[Collected data]
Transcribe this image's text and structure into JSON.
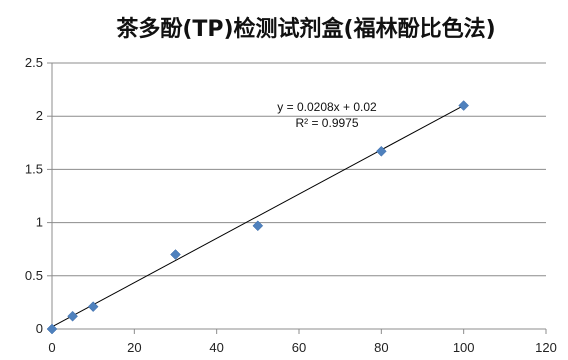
{
  "chart_data": {
    "type": "scatter",
    "title": "茶多酚(TP)检测试剂盒(福林酚比色法)",
    "xlabel": "",
    "ylabel": "",
    "xlim": [
      0,
      120
    ],
    "ylim": [
      0,
      2.5
    ],
    "x_ticks": [
      "0",
      "20",
      "40",
      "60",
      "80",
      "100",
      "120"
    ],
    "y_ticks": [
      "0",
      "0.5",
      "1",
      "1.5",
      "2",
      "2.5"
    ],
    "grid": "horizontal",
    "series": [
      {
        "color": "#4F81BD",
        "marker": "diamond",
        "x": [
          0,
          5,
          10,
          30,
          50,
          80,
          100
        ],
        "y": [
          0.0,
          0.12,
          0.21,
          0.7,
          0.97,
          1.67,
          2.1
        ]
      }
    ],
    "trendline": {
      "slope": 0.0208,
      "intercept": 0.02,
      "color": "#000000",
      "equation": "y = 0.0208x + 0.02",
      "r2_label": "R² = 0.9975"
    }
  }
}
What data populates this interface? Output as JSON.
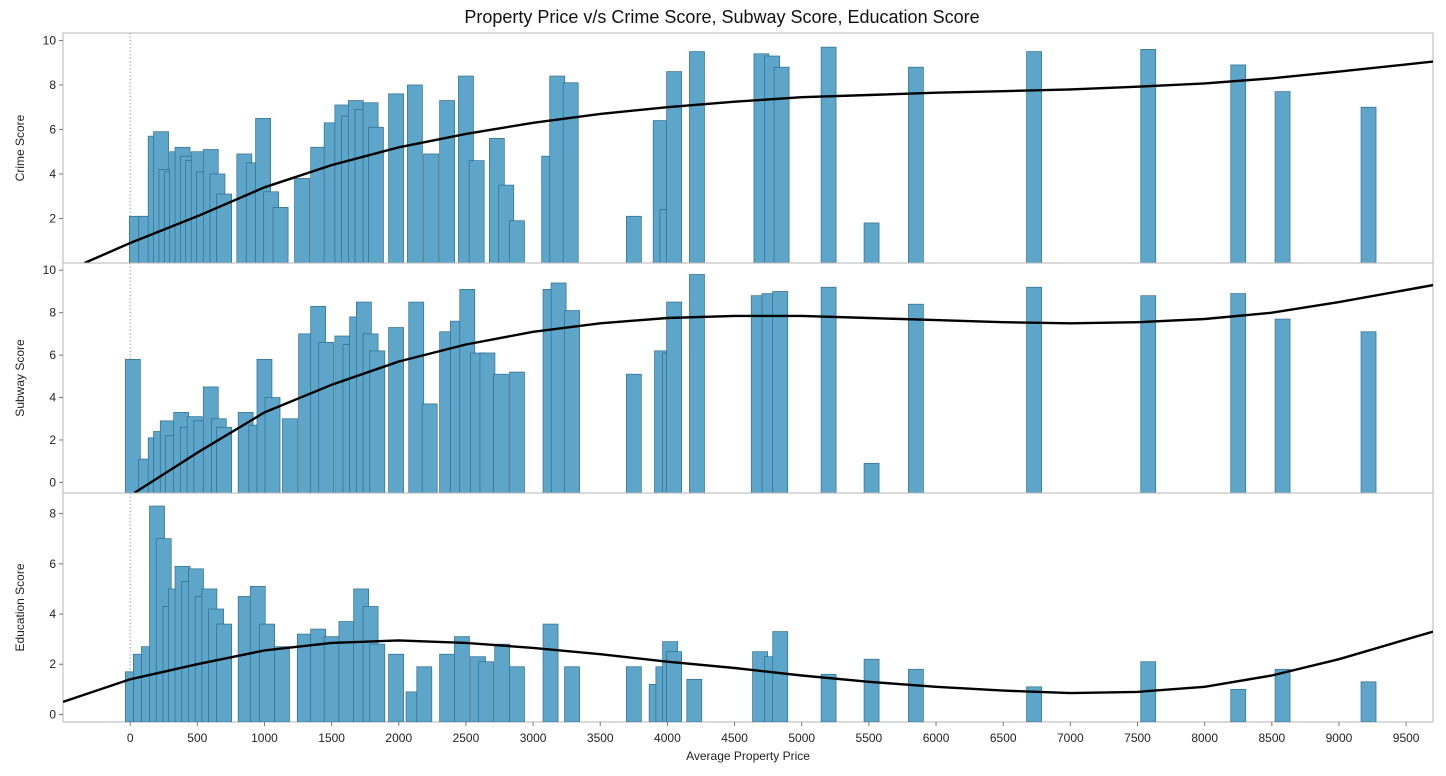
{
  "chart_data": {
    "type": "bar",
    "title": "Property Price v/s Crime Score, Subway Score, Education Score",
    "xlabel": "Average Property Price",
    "x_ticks": [
      0,
      500,
      1000,
      1500,
      2000,
      2500,
      3000,
      3500,
      4000,
      4500,
      5000,
      5500,
      6000,
      6500,
      7000,
      7500,
      8000,
      8500,
      9000,
      9500
    ],
    "xlim": [
      -500,
      9700
    ],
    "bar_color": "#5ea6c9",
    "bar_edge": "#2f6c8f",
    "trend_color": "#000000",
    "grid": false,
    "legend": "none",
    "panels": [
      {
        "name": "Crime Score",
        "ylabel": "Crime Score",
        "ylim": [
          0,
          10.2
        ],
        "y_ticks": [
          2,
          4,
          6,
          8,
          10
        ],
        "bars": [
          {
            "x": 50,
            "y": 2.1
          },
          {
            "x": 120,
            "y": 2.1
          },
          {
            "x": 190,
            "y": 5.7
          },
          {
            "x": 230,
            "y": 5.9
          },
          {
            "x": 270,
            "y": 4.2
          },
          {
            "x": 310,
            "y": 4.1
          },
          {
            "x": 350,
            "y": 5.0
          },
          {
            "x": 390,
            "y": 5.2
          },
          {
            "x": 430,
            "y": 4.8
          },
          {
            "x": 470,
            "y": 4.6
          },
          {
            "x": 510,
            "y": 5.0
          },
          {
            "x": 550,
            "y": 4.1
          },
          {
            "x": 600,
            "y": 5.1
          },
          {
            "x": 650,
            "y": 4.0
          },
          {
            "x": 700,
            "y": 3.1
          },
          {
            "x": 850,
            "y": 4.9
          },
          {
            "x": 920,
            "y": 4.5
          },
          {
            "x": 990,
            "y": 6.5
          },
          {
            "x": 1050,
            "y": 3.2
          },
          {
            "x": 1120,
            "y": 2.5
          },
          {
            "x": 1280,
            "y": 3.8
          },
          {
            "x": 1400,
            "y": 5.2
          },
          {
            "x": 1500,
            "y": 6.3
          },
          {
            "x": 1580,
            "y": 7.1
          },
          {
            "x": 1630,
            "y": 6.6
          },
          {
            "x": 1680,
            "y": 7.3
          },
          {
            "x": 1730,
            "y": 6.9
          },
          {
            "x": 1790,
            "y": 7.2
          },
          {
            "x": 1830,
            "y": 6.1
          },
          {
            "x": 1980,
            "y": 7.6
          },
          {
            "x": 2120,
            "y": 8.0
          },
          {
            "x": 2240,
            "y": 4.9
          },
          {
            "x": 2360,
            "y": 7.3
          },
          {
            "x": 2500,
            "y": 8.4
          },
          {
            "x": 2580,
            "y": 4.6
          },
          {
            "x": 2730,
            "y": 5.6
          },
          {
            "x": 2800,
            "y": 3.5
          },
          {
            "x": 2880,
            "y": 1.9
          },
          {
            "x": 3120,
            "y": 4.8
          },
          {
            "x": 3180,
            "y": 8.4
          },
          {
            "x": 3280,
            "y": 8.1
          },
          {
            "x": 3750,
            "y": 2.1
          },
          {
            "x": 3950,
            "y": 6.4
          },
          {
            "x": 4000,
            "y": 2.4
          },
          {
            "x": 4050,
            "y": 8.6
          },
          {
            "x": 4220,
            "y": 9.5
          },
          {
            "x": 4700,
            "y": 9.4
          },
          {
            "x": 4780,
            "y": 9.3
          },
          {
            "x": 4850,
            "y": 8.8
          },
          {
            "x": 5200,
            "y": 9.7
          },
          {
            "x": 5520,
            "y": 1.8
          },
          {
            "x": 5850,
            "y": 8.8
          },
          {
            "x": 6730,
            "y": 9.5
          },
          {
            "x": 7580,
            "y": 9.6
          },
          {
            "x": 8250,
            "y": 8.9
          },
          {
            "x": 8580,
            "y": 7.7
          },
          {
            "x": 9220,
            "y": 7.0
          }
        ],
        "trend": [
          {
            "x": -340,
            "y": 0.0
          },
          {
            "x": 0,
            "y": 0.9
          },
          {
            "x": 500,
            "y": 2.1
          },
          {
            "x": 1000,
            "y": 3.4
          },
          {
            "x": 1500,
            "y": 4.4
          },
          {
            "x": 2000,
            "y": 5.2
          },
          {
            "x": 2500,
            "y": 5.8
          },
          {
            "x": 3000,
            "y": 6.3
          },
          {
            "x": 3500,
            "y": 6.7
          },
          {
            "x": 4000,
            "y": 7.0
          },
          {
            "x": 4500,
            "y": 7.25
          },
          {
            "x": 5000,
            "y": 7.45
          },
          {
            "x": 5500,
            "y": 7.55
          },
          {
            "x": 6000,
            "y": 7.65
          },
          {
            "x": 6500,
            "y": 7.72
          },
          {
            "x": 7000,
            "y": 7.8
          },
          {
            "x": 7500,
            "y": 7.92
          },
          {
            "x": 8000,
            "y": 8.07
          },
          {
            "x": 8500,
            "y": 8.3
          },
          {
            "x": 9000,
            "y": 8.6
          },
          {
            "x": 9700,
            "y": 9.05
          }
        ]
      },
      {
        "name": "Subway Score",
        "ylabel": "Subway Score",
        "ylim": [
          -0.5,
          10.2
        ],
        "y_ticks": [
          0,
          2,
          4,
          6,
          8,
          10
        ],
        "bars": [
          {
            "x": 20,
            "y": 5.8
          },
          {
            "x": 120,
            "y": 1.1
          },
          {
            "x": 190,
            "y": 2.1
          },
          {
            "x": 230,
            "y": 2.4
          },
          {
            "x": 280,
            "y": 2.9
          },
          {
            "x": 320,
            "y": 2.2
          },
          {
            "x": 380,
            "y": 3.3
          },
          {
            "x": 430,
            "y": 2.6
          },
          {
            "x": 480,
            "y": 3.1
          },
          {
            "x": 530,
            "y": 2.9
          },
          {
            "x": 600,
            "y": 4.5
          },
          {
            "x": 660,
            "y": 3.0
          },
          {
            "x": 700,
            "y": 2.6
          },
          {
            "x": 860,
            "y": 3.3
          },
          {
            "x": 940,
            "y": 2.7
          },
          {
            "x": 1000,
            "y": 5.8
          },
          {
            "x": 1060,
            "y": 4.0
          },
          {
            "x": 1190,
            "y": 3.0
          },
          {
            "x": 1310,
            "y": 7.0
          },
          {
            "x": 1400,
            "y": 8.3
          },
          {
            "x": 1460,
            "y": 6.6
          },
          {
            "x": 1580,
            "y": 6.9
          },
          {
            "x": 1640,
            "y": 6.5
          },
          {
            "x": 1690,
            "y": 7.8
          },
          {
            "x": 1740,
            "y": 8.5
          },
          {
            "x": 1790,
            "y": 7.0
          },
          {
            "x": 1840,
            "y": 6.2
          },
          {
            "x": 1980,
            "y": 7.3
          },
          {
            "x": 2130,
            "y": 8.5
          },
          {
            "x": 2230,
            "y": 3.7
          },
          {
            "x": 2360,
            "y": 7.1
          },
          {
            "x": 2440,
            "y": 7.6
          },
          {
            "x": 2510,
            "y": 9.1
          },
          {
            "x": 2590,
            "y": 6.1
          },
          {
            "x": 2660,
            "y": 6.1
          },
          {
            "x": 2760,
            "y": 5.1
          },
          {
            "x": 2880,
            "y": 5.2
          },
          {
            "x": 3130,
            "y": 9.1
          },
          {
            "x": 3190,
            "y": 9.4
          },
          {
            "x": 3290,
            "y": 8.1
          },
          {
            "x": 3750,
            "y": 5.1
          },
          {
            "x": 3960,
            "y": 6.2
          },
          {
            "x": 4020,
            "y": 6.1
          },
          {
            "x": 4050,
            "y": 8.5
          },
          {
            "x": 4220,
            "y": 9.8
          },
          {
            "x": 4680,
            "y": 8.8
          },
          {
            "x": 4760,
            "y": 8.9
          },
          {
            "x": 4840,
            "y": 9.0
          },
          {
            "x": 5200,
            "y": 9.2
          },
          {
            "x": 5520,
            "y": 0.9
          },
          {
            "x": 5850,
            "y": 8.4
          },
          {
            "x": 6730,
            "y": 9.2
          },
          {
            "x": 7580,
            "y": 8.8
          },
          {
            "x": 8250,
            "y": 8.9
          },
          {
            "x": 8580,
            "y": 7.7
          },
          {
            "x": 9220,
            "y": 7.1
          }
        ],
        "trend": [
          {
            "x": 30,
            "y": -0.5
          },
          {
            "x": 500,
            "y": 1.4
          },
          {
            "x": 1000,
            "y": 3.3
          },
          {
            "x": 1500,
            "y": 4.6
          },
          {
            "x": 2000,
            "y": 5.7
          },
          {
            "x": 2500,
            "y": 6.5
          },
          {
            "x": 3000,
            "y": 7.1
          },
          {
            "x": 3500,
            "y": 7.5
          },
          {
            "x": 4000,
            "y": 7.75
          },
          {
            "x": 4500,
            "y": 7.85
          },
          {
            "x": 5000,
            "y": 7.85
          },
          {
            "x": 5500,
            "y": 7.75
          },
          {
            "x": 6000,
            "y": 7.65
          },
          {
            "x": 6500,
            "y": 7.55
          },
          {
            "x": 7000,
            "y": 7.5
          },
          {
            "x": 7500,
            "y": 7.55
          },
          {
            "x": 8000,
            "y": 7.7
          },
          {
            "x": 8500,
            "y": 8.0
          },
          {
            "x": 9000,
            "y": 8.5
          },
          {
            "x": 9700,
            "y": 9.3
          }
        ]
      },
      {
        "name": "Education Score",
        "ylabel": "Education Score",
        "ylim": [
          -0.3,
          8.7
        ],
        "y_ticks": [
          0,
          2,
          4,
          6,
          8
        ],
        "bars": [
          {
            "x": 20,
            "y": 1.7
          },
          {
            "x": 80,
            "y": 2.4
          },
          {
            "x": 140,
            "y": 2.7
          },
          {
            "x": 200,
            "y": 8.3
          },
          {
            "x": 250,
            "y": 7.0
          },
          {
            "x": 300,
            "y": 4.3
          },
          {
            "x": 340,
            "y": 5.0
          },
          {
            "x": 390,
            "y": 5.9
          },
          {
            "x": 440,
            "y": 5.3
          },
          {
            "x": 490,
            "y": 5.8
          },
          {
            "x": 540,
            "y": 4.7
          },
          {
            "x": 590,
            "y": 5.0
          },
          {
            "x": 640,
            "y": 4.2
          },
          {
            "x": 700,
            "y": 3.6
          },
          {
            "x": 860,
            "y": 4.7
          },
          {
            "x": 950,
            "y": 5.1
          },
          {
            "x": 1020,
            "y": 3.6
          },
          {
            "x": 1130,
            "y": 2.7
          },
          {
            "x": 1300,
            "y": 3.2
          },
          {
            "x": 1400,
            "y": 3.4
          },
          {
            "x": 1500,
            "y": 3.1
          },
          {
            "x": 1610,
            "y": 3.7
          },
          {
            "x": 1720,
            "y": 5.0
          },
          {
            "x": 1790,
            "y": 4.3
          },
          {
            "x": 1840,
            "y": 2.8
          },
          {
            "x": 1980,
            "y": 2.4
          },
          {
            "x": 2110,
            "y": 0.9
          },
          {
            "x": 2190,
            "y": 1.9
          },
          {
            "x": 2360,
            "y": 2.4
          },
          {
            "x": 2470,
            "y": 3.1
          },
          {
            "x": 2590,
            "y": 2.3
          },
          {
            "x": 2650,
            "y": 2.1
          },
          {
            "x": 2770,
            "y": 2.8
          },
          {
            "x": 2880,
            "y": 1.9
          },
          {
            "x": 3130,
            "y": 3.6
          },
          {
            "x": 3290,
            "y": 1.9
          },
          {
            "x": 3750,
            "y": 1.9
          },
          {
            "x": 3920,
            "y": 1.2
          },
          {
            "x": 3970,
            "y": 1.9
          },
          {
            "x": 4020,
            "y": 2.9
          },
          {
            "x": 4050,
            "y": 2.5
          },
          {
            "x": 4200,
            "y": 1.4
          },
          {
            "x": 4690,
            "y": 2.5
          },
          {
            "x": 4780,
            "y": 2.3
          },
          {
            "x": 4840,
            "y": 3.3
          },
          {
            "x": 5200,
            "y": 1.6
          },
          {
            "x": 5520,
            "y": 2.2
          },
          {
            "x": 5850,
            "y": 1.8
          },
          {
            "x": 6730,
            "y": 1.1
          },
          {
            "x": 7580,
            "y": 2.1
          },
          {
            "x": 8250,
            "y": 1.0
          },
          {
            "x": 8580,
            "y": 1.8
          },
          {
            "x": 9220,
            "y": 1.3
          }
        ],
        "trend": [
          {
            "x": -500,
            "y": 0.5
          },
          {
            "x": 0,
            "y": 1.4
          },
          {
            "x": 500,
            "y": 2.0
          },
          {
            "x": 1000,
            "y": 2.55
          },
          {
            "x": 1500,
            "y": 2.85
          },
          {
            "x": 2000,
            "y": 2.95
          },
          {
            "x": 2500,
            "y": 2.85
          },
          {
            "x": 3000,
            "y": 2.65
          },
          {
            "x": 3500,
            "y": 2.4
          },
          {
            "x": 4000,
            "y": 2.1
          },
          {
            "x": 4500,
            "y": 1.85
          },
          {
            "x": 5000,
            "y": 1.55
          },
          {
            "x": 5500,
            "y": 1.3
          },
          {
            "x": 6000,
            "y": 1.1
          },
          {
            "x": 6500,
            "y": 0.95
          },
          {
            "x": 7000,
            "y": 0.85
          },
          {
            "x": 7500,
            "y": 0.9
          },
          {
            "x": 8000,
            "y": 1.1
          },
          {
            "x": 8500,
            "y": 1.55
          },
          {
            "x": 9000,
            "y": 2.2
          },
          {
            "x": 9700,
            "y": 3.3
          }
        ]
      }
    ]
  }
}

§ Problem to solve
Extract every line above that contains the word "Score".

§ Output below
    "title": "Property Price v/s Crime Score, Subway Score, Education Score",
        "name": "Crime Score",
        "ylabel": "Crime Score",
        "name": "Subway Score",
        "ylabel": "Subway Score",
        "name": "Education Score",
        "ylabel": "Education Score",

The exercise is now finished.